Extracted material:
* * * *

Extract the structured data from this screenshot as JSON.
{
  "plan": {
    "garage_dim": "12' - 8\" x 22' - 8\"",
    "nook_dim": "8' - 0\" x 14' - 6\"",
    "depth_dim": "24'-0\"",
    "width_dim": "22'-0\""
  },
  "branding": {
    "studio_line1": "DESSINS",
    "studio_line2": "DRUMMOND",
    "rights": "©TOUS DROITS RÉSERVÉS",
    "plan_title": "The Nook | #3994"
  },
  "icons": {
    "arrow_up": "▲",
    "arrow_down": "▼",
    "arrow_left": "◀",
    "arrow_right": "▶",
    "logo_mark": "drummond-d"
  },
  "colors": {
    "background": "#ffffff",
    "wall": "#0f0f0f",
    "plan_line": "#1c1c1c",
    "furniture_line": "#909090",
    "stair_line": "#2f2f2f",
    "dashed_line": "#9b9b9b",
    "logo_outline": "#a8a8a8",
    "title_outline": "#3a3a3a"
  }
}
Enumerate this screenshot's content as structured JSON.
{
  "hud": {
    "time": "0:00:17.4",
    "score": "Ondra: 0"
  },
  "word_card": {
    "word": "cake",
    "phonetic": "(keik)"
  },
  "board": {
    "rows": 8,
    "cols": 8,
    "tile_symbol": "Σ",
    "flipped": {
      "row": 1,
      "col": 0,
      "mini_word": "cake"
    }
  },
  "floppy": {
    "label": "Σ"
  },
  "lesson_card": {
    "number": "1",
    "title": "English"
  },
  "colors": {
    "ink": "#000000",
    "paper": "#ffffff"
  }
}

* * * *

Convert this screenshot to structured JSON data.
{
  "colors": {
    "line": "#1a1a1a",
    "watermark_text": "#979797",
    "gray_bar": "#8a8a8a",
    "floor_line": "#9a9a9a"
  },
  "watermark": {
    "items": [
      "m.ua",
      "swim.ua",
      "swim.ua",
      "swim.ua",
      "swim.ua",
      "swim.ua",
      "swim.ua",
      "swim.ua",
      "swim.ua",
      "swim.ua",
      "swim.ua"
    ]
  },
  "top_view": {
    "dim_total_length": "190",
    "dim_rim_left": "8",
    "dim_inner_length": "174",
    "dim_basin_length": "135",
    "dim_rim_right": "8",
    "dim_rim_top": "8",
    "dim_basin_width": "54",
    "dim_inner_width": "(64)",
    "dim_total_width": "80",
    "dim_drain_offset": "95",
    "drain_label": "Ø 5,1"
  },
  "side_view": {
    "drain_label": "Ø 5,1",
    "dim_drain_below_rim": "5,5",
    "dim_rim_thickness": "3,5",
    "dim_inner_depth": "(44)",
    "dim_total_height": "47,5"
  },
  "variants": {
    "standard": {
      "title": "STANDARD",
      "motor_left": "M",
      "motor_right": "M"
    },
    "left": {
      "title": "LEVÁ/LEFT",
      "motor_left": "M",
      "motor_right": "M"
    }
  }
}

* * * *

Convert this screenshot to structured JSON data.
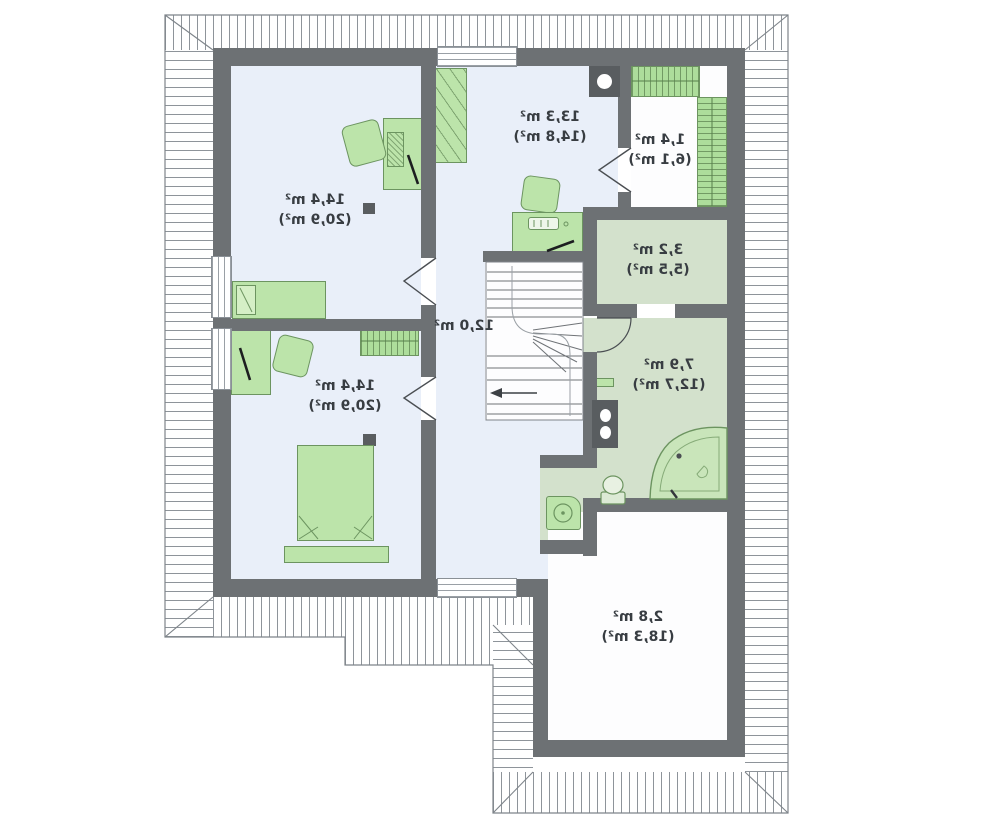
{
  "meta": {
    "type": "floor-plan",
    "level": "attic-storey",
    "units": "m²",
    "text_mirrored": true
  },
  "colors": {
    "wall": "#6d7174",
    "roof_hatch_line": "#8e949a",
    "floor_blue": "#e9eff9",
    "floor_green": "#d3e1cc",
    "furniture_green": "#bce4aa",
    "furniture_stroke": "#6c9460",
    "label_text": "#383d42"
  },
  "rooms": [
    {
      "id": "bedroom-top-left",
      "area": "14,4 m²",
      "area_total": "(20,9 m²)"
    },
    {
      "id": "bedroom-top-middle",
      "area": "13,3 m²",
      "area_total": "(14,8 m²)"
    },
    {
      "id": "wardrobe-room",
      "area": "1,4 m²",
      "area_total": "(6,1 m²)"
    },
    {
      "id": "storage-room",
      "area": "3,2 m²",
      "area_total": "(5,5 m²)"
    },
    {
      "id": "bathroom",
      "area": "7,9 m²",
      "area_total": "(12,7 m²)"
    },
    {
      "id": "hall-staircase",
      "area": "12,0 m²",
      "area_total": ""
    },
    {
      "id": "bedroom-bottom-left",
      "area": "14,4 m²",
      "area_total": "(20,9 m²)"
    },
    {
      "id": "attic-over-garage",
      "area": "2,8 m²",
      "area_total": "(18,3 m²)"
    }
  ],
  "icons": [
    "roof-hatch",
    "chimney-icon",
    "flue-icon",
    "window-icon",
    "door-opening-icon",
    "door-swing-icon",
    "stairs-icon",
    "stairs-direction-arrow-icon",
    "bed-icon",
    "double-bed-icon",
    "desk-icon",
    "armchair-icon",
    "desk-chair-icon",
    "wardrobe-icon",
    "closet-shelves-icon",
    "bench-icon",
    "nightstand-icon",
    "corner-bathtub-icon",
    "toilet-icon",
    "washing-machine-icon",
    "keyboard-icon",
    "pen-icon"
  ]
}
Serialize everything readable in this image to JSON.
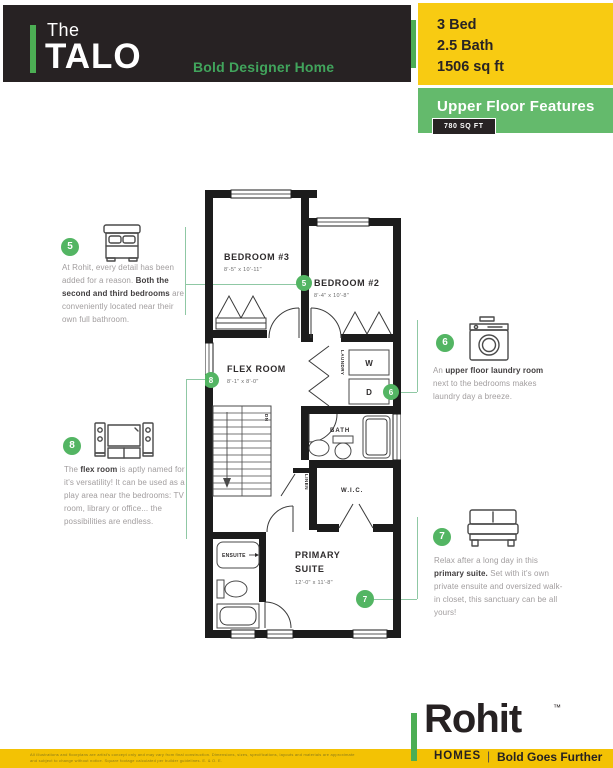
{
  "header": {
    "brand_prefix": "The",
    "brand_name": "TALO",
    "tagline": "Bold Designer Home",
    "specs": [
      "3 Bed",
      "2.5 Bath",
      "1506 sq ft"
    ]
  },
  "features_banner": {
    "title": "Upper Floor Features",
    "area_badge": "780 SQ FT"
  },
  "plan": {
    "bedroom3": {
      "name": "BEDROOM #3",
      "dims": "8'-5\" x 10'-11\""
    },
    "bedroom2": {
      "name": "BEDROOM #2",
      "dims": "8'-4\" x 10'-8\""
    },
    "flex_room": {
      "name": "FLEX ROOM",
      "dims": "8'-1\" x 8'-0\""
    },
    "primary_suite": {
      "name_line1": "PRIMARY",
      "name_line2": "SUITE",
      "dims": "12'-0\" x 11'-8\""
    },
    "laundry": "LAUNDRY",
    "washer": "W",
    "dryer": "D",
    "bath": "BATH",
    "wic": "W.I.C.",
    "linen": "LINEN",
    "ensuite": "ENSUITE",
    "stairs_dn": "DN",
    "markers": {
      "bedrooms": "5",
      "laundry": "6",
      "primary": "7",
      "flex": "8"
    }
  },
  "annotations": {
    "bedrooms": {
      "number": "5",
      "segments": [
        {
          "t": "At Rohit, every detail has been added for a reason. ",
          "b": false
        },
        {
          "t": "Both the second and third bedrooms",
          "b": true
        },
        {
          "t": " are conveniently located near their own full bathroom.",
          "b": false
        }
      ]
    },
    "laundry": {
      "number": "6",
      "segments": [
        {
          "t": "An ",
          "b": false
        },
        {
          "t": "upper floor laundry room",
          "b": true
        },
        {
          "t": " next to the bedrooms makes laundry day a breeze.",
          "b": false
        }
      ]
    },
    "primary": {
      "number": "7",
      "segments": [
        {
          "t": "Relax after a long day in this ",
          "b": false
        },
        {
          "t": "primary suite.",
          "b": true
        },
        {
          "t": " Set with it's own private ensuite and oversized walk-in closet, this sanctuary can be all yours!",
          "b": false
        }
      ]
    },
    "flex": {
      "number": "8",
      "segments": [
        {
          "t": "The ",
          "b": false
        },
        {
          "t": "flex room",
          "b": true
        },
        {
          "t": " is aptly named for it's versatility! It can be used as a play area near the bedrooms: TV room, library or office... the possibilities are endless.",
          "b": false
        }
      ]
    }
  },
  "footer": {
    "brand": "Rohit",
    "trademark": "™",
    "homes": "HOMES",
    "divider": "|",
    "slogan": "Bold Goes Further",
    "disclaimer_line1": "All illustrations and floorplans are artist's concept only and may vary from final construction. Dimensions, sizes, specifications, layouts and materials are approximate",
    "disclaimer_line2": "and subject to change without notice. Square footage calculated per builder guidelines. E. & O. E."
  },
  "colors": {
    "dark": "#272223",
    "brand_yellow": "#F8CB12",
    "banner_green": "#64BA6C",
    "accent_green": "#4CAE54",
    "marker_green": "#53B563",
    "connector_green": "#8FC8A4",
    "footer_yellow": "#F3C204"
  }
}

* * * *

Requirement:
Return each line with "Bold".

Result:
    "tagline": "Bold Designer Home",
    "slogan": "Bold Goes Further",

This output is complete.